* [WHAT IS NEEDED]
Write out the listing beneath this instruction in its entirety, exactly as it reads.

* [RECORDS PROVIDED]
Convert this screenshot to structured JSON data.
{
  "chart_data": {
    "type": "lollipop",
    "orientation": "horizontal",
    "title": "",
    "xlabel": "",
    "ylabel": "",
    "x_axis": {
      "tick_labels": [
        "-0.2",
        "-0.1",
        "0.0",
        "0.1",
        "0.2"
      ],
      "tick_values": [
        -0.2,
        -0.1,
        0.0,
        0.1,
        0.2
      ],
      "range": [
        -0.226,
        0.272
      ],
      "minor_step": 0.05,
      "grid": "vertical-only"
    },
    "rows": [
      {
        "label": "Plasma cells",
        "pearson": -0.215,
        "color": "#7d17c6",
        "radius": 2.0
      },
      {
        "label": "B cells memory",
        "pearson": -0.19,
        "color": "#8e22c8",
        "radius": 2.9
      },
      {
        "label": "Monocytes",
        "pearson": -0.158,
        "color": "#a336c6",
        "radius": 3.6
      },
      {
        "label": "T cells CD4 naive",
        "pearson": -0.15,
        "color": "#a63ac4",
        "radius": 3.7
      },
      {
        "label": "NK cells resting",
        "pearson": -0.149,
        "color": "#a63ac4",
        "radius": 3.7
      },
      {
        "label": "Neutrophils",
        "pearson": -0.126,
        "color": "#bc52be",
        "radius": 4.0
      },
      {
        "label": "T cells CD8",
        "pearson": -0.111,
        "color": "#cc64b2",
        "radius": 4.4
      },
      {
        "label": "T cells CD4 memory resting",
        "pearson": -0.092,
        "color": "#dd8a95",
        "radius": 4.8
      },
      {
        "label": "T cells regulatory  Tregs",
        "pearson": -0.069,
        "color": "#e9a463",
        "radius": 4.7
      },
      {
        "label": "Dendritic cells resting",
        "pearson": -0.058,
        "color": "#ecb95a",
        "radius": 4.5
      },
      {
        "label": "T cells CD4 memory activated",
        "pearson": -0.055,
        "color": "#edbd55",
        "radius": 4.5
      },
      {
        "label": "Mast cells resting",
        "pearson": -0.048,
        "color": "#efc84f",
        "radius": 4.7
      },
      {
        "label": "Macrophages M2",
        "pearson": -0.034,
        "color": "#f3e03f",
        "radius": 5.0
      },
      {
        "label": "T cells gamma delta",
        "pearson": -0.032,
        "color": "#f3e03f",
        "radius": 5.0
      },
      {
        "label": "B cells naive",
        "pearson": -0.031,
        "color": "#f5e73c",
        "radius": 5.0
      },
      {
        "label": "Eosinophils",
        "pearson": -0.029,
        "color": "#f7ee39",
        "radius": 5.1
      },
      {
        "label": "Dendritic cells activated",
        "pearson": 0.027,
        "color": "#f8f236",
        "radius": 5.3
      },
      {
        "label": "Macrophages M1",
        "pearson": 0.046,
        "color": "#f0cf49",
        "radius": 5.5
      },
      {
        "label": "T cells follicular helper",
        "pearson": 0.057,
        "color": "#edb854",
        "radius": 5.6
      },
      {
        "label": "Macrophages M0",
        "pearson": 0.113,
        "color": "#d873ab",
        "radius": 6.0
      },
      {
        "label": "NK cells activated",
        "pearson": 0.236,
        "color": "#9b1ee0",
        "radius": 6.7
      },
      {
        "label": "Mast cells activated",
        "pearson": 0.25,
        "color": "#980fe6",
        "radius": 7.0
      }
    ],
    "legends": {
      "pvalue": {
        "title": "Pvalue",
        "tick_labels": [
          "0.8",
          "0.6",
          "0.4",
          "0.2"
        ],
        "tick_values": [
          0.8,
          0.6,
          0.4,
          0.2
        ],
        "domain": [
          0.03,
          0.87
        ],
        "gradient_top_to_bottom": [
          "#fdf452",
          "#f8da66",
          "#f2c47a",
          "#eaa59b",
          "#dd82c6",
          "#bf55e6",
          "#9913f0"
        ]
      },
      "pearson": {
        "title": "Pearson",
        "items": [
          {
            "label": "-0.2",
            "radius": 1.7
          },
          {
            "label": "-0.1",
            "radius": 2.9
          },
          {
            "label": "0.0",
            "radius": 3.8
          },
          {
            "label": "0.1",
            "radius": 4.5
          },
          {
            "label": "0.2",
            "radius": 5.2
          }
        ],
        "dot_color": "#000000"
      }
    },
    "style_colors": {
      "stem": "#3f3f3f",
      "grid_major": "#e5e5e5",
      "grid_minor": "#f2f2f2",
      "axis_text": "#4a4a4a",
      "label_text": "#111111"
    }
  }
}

* [EXPECTED OUTPUT]
Convert this screenshot to structured JSON data.
{
  "chart_data": {
    "type": "lollipop",
    "orientation": "horizontal",
    "title": "",
    "xlabel": "",
    "ylabel": "",
    "x_axis": {
      "tick_labels": [
        "-0.2",
        "-0.1",
        "0.0",
        "0.1",
        "0.2"
      ],
      "tick_values": [
        -0.2,
        -0.1,
        0.0,
        0.1,
        0.2
      ],
      "range": [
        -0.226,
        0.272
      ],
      "minor_step": 0.05,
      "grid": "vertical-only"
    },
    "rows": [
      {
        "label": "Plasma cells",
        "pearson": -0.215,
        "color": "#7d17c6",
        "radius": 2.0
      },
      {
        "label": "B cells memory",
        "pearson": -0.19,
        "color": "#8e22c8",
        "radius": 2.9
      },
      {
        "label": "Monocytes",
        "pearson": -0.158,
        "color": "#a336c6",
        "radius": 3.6
      },
      {
        "label": "T cells CD4 naive",
        "pearson": -0.15,
        "color": "#a63ac4",
        "radius": 3.7
      },
      {
        "label": "NK cells resting",
        "pearson": -0.149,
        "color": "#a63ac4",
        "radius": 3.7
      },
      {
        "label": "Neutrophils",
        "pearson": -0.126,
        "color": "#bc52be",
        "radius": 4.0
      },
      {
        "label": "T cells CD8",
        "pearson": -0.111,
        "color": "#cc64b2",
        "radius": 4.4
      },
      {
        "label": "T cells CD4 memory resting",
        "pearson": -0.092,
        "color": "#dd8a95",
        "radius": 4.8
      },
      {
        "label": "T cells regulatory  Tregs",
        "pearson": -0.069,
        "color": "#e9a463",
        "radius": 4.7
      },
      {
        "label": "Dendritic cells resting",
        "pearson": -0.058,
        "color": "#ecb95a",
        "radius": 4.5
      },
      {
        "label": "T cells CD4 memory activated",
        "pearson": -0.055,
        "color": "#edbd55",
        "radius": 4.5
      },
      {
        "label": "Mast cells resting",
        "pearson": -0.048,
        "color": "#efc84f",
        "radius": 4.7
      },
      {
        "label": "Macrophages M2",
        "pearson": -0.034,
        "color": "#f3e03f",
        "radius": 5.0
      },
      {
        "label": "T cells gamma delta",
        "pearson": -0.032,
        "color": "#f3e03f",
        "radius": 5.0
      },
      {
        "label": "B cells naive",
        "pearson": -0.031,
        "color": "#f5e73c",
        "radius": 5.0
      },
      {
        "label": "Eosinophils",
        "pearson": -0.029,
        "color": "#f7ee39",
        "radius": 5.1
      },
      {
        "label": "Dendritic cells activated",
        "pearson": 0.027,
        "color": "#f8f236",
        "radius": 5.3
      },
      {
        "label": "Macrophages M1",
        "pearson": 0.046,
        "color": "#f0cf49",
        "radius": 5.5
      },
      {
        "label": "T cells follicular helper",
        "pearson": 0.057,
        "color": "#edb854",
        "radius": 5.6
      },
      {
        "label": "Macrophages M0",
        "pearson": 0.113,
        "color": "#d873ab",
        "radius": 6.0
      },
      {
        "label": "NK cells activated",
        "pearson": 0.236,
        "color": "#9b1ee0",
        "radius": 6.7
      },
      {
        "label": "Mast cells activated",
        "pearson": 0.25,
        "color": "#980fe6",
        "radius": 7.0
      }
    ],
    "legends": {
      "pvalue": {
        "title": "Pvalue",
        "tick_labels": [
          "0.8",
          "0.6",
          "0.4",
          "0.2"
        ],
        "tick_values": [
          0.8,
          0.6,
          0.4,
          0.2
        ],
        "domain": [
          0.03,
          0.87
        ],
        "gradient_top_to_bottom": [
          "#fdf452",
          "#f8da66",
          "#f2c47a",
          "#eaa59b",
          "#dd82c6",
          "#bf55e6",
          "#9913f0"
        ]
      },
      "pearson": {
        "title": "Pearson",
        "items": [
          {
            "label": "-0.2",
            "radius": 1.7
          },
          {
            "label": "-0.1",
            "radius": 2.9
          },
          {
            "label": "0.0",
            "radius": 3.8
          },
          {
            "label": "0.1",
            "radius": 4.5
          },
          {
            "label": "0.2",
            "radius": 5.2
          }
        ],
        "dot_color": "#000000"
      }
    },
    "style_colors": {
      "stem": "#3f3f3f",
      "grid_major": "#e5e5e5",
      "grid_minor": "#f2f2f2",
      "axis_text": "#4a4a4a",
      "label_text": "#111111"
    }
  }
}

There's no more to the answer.